§ **What you have to do**
Please copy the data below exactly, from its first line through the line containing "rank-number: 1 [171,255,191,285]", inclusive.
──────
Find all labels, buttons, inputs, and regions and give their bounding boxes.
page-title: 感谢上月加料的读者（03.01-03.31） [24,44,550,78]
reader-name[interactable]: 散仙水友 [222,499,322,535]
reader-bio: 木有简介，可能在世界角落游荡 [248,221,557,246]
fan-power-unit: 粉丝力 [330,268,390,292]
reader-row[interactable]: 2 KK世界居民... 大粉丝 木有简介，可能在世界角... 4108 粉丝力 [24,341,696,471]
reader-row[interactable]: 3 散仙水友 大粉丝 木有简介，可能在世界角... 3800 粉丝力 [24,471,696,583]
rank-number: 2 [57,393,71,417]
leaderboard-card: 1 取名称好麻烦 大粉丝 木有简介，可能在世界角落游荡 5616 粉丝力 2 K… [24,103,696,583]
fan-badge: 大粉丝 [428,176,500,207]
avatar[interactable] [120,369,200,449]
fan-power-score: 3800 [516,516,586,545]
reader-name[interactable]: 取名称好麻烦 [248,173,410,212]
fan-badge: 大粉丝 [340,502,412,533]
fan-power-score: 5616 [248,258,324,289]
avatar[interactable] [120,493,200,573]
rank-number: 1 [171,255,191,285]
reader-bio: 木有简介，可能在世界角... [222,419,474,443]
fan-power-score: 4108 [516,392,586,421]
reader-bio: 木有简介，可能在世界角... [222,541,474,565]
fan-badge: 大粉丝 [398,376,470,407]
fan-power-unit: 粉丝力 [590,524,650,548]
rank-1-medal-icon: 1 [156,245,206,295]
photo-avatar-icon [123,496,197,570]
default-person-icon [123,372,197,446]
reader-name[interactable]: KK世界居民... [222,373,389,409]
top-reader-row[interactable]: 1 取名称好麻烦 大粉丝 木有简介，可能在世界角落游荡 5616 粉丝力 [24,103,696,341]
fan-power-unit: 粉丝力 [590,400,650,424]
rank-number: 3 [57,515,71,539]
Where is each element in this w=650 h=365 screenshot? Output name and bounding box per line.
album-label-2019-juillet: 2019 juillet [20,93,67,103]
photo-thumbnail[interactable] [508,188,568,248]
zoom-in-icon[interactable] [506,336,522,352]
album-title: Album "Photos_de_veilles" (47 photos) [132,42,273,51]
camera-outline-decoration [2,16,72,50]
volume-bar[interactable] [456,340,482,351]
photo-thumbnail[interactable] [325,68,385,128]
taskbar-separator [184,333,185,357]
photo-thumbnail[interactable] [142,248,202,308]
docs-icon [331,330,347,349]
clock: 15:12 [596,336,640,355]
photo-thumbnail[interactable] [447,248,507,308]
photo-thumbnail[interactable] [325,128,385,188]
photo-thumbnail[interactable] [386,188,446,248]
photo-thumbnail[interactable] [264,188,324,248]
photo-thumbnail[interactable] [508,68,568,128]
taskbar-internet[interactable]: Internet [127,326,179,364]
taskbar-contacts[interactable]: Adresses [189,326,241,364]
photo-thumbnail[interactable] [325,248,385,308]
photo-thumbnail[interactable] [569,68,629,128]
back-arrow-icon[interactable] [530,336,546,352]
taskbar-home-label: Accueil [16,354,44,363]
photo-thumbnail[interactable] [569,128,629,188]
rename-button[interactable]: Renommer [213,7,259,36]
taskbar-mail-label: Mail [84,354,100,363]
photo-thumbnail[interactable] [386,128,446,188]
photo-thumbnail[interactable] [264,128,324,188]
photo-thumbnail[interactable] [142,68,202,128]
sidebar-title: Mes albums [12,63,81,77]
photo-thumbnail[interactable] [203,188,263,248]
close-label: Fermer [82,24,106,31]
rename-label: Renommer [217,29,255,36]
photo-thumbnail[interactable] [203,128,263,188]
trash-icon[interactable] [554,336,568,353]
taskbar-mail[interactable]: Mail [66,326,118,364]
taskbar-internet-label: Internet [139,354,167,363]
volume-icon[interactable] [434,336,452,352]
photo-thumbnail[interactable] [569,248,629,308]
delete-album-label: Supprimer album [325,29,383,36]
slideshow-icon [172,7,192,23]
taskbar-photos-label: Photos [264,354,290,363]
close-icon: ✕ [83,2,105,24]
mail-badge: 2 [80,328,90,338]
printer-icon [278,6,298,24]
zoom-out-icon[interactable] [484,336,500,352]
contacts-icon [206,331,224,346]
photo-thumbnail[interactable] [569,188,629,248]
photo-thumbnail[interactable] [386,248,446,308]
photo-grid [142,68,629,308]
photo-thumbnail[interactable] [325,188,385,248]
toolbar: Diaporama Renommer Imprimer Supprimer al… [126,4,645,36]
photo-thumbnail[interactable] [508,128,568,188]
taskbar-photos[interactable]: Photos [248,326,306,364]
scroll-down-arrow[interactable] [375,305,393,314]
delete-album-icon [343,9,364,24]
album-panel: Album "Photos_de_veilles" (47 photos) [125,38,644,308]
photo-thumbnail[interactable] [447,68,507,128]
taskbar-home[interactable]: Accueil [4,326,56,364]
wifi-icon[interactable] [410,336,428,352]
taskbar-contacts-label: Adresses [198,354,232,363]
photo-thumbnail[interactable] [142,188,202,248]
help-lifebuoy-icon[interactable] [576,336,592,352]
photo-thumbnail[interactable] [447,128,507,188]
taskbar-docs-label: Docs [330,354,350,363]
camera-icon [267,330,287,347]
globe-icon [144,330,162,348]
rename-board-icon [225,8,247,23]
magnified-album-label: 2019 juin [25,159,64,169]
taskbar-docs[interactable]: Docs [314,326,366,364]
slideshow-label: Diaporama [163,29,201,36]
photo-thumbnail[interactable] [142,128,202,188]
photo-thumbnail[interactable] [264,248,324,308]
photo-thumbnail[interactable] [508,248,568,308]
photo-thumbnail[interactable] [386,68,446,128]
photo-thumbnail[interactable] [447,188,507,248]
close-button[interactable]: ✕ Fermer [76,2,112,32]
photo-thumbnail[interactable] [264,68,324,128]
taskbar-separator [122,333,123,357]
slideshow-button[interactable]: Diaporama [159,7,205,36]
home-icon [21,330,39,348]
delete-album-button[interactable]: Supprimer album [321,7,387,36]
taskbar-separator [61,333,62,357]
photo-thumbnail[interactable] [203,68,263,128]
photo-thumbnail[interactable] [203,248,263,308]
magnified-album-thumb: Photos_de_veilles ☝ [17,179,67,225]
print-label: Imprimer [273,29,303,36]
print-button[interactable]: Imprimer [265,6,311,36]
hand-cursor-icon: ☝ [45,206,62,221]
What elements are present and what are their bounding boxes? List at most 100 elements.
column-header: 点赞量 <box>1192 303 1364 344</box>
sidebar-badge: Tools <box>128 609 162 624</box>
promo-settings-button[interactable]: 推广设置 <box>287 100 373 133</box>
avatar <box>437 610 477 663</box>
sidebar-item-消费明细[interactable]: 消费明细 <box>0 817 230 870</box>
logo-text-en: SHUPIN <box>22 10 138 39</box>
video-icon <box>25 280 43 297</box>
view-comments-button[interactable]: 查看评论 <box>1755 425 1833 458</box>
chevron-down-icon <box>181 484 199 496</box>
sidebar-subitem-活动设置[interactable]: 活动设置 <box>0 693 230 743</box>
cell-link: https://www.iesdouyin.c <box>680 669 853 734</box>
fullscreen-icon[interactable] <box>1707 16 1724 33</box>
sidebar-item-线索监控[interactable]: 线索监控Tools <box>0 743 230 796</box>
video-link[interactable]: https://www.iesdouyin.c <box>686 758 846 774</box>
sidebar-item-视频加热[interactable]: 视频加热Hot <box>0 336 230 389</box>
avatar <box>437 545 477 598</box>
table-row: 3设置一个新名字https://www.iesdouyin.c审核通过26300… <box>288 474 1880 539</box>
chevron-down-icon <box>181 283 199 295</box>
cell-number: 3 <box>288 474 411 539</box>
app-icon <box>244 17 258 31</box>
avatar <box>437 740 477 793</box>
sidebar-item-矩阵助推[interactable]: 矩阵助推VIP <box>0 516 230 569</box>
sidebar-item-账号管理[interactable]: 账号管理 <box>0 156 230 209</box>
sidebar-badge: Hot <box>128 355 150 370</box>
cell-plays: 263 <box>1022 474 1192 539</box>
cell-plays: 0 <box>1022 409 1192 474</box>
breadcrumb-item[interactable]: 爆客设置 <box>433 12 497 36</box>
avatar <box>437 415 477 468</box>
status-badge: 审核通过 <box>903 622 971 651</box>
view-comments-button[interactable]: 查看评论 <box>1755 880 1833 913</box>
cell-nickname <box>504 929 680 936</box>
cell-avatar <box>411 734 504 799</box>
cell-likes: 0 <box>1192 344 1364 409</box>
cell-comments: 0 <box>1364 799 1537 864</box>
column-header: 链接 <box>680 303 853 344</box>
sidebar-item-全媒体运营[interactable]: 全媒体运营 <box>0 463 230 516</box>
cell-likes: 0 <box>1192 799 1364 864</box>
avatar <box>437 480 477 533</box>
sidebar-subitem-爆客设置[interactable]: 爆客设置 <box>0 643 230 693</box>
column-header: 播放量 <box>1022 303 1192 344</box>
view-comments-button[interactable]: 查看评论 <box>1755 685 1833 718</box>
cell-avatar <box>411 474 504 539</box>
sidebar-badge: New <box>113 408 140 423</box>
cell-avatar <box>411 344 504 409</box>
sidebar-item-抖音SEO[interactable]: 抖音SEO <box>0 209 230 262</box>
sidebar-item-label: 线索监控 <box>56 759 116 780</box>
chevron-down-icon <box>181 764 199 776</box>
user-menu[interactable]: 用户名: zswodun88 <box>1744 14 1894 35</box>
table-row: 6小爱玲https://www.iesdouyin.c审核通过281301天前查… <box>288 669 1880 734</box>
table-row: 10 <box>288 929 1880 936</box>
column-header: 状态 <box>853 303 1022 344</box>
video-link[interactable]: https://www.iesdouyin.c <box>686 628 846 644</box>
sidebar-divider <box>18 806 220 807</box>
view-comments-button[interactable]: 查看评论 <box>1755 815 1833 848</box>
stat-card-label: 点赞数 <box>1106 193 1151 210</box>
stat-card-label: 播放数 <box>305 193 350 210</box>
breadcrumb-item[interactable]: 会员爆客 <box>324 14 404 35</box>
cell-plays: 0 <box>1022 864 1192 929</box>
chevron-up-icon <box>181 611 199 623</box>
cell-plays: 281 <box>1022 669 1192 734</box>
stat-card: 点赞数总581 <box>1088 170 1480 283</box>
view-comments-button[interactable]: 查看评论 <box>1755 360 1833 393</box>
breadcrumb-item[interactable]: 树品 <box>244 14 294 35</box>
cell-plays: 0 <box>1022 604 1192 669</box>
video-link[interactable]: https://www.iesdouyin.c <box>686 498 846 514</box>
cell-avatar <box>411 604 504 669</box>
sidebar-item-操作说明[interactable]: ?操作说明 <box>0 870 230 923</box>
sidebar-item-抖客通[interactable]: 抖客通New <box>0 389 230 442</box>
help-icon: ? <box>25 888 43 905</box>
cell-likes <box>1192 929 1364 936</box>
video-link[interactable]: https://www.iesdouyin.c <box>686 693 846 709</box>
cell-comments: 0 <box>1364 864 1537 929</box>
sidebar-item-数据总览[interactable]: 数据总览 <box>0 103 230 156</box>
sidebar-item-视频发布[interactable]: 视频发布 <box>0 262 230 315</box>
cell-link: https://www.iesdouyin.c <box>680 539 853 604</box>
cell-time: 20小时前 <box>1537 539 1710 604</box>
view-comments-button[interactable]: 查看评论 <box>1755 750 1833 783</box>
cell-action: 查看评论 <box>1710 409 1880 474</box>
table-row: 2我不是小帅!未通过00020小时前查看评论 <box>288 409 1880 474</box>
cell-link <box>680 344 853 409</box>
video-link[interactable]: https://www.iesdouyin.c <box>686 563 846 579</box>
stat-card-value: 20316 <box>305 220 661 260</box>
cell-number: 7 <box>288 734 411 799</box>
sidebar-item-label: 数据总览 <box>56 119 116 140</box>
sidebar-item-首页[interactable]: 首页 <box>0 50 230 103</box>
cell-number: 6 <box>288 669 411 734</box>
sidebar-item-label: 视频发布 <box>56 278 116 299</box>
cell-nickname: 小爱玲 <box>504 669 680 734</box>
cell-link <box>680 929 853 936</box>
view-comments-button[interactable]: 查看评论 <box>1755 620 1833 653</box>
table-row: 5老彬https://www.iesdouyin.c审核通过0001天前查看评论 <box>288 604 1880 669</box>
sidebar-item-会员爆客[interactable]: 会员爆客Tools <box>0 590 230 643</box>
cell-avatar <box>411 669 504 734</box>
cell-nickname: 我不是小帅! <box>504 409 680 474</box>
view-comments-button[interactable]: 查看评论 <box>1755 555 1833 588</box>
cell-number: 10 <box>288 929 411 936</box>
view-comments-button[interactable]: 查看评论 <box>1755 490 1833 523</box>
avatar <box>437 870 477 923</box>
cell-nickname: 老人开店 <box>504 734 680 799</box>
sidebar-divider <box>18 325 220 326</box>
──────
§ **Exercise solution**
Find all labels, buttons, inputs, and regions and give their bounding boxes.
page-title: 感谢上月加料的读者（03.01-03.31） [24,44,550,78]
reader-name[interactable]: 散仙水友 [222,499,322,535]
reader-bio: 木有简介，可能在世界角落游荡 [248,221,557,246]
fan-power-unit: 粉丝力 [330,268,390,292]
reader-row[interactable]: 2 KK世界居民... 大粉丝 木有简介，可能在世界角... 4108 粉丝力 [24,341,696,471]
reader-row[interactable]: 3 散仙水友 大粉丝 木有简介，可能在世界角... 3800 粉丝力 [24,471,696,583]
rank-number: 2 [57,393,71,417]
leaderboard-card: 1 取名称好麻烦 大粉丝 木有简介，可能在世界角落游荡 5616 粉丝力 2 K… [24,103,696,583]
fan-badge: 大粉丝 [428,176,500,207]
avatar[interactable] [120,369,200,449]
fan-power-score: 3800 [516,516,586,545]
reader-name[interactable]: 取名称好麻烦 [248,173,410,212]
fan-badge: 大粉丝 [340,502,412,533]
fan-power-score: 5616 [248,258,324,289]
avatar[interactable] [120,493,200,573]
rank-number: 1 [171,255,191,285]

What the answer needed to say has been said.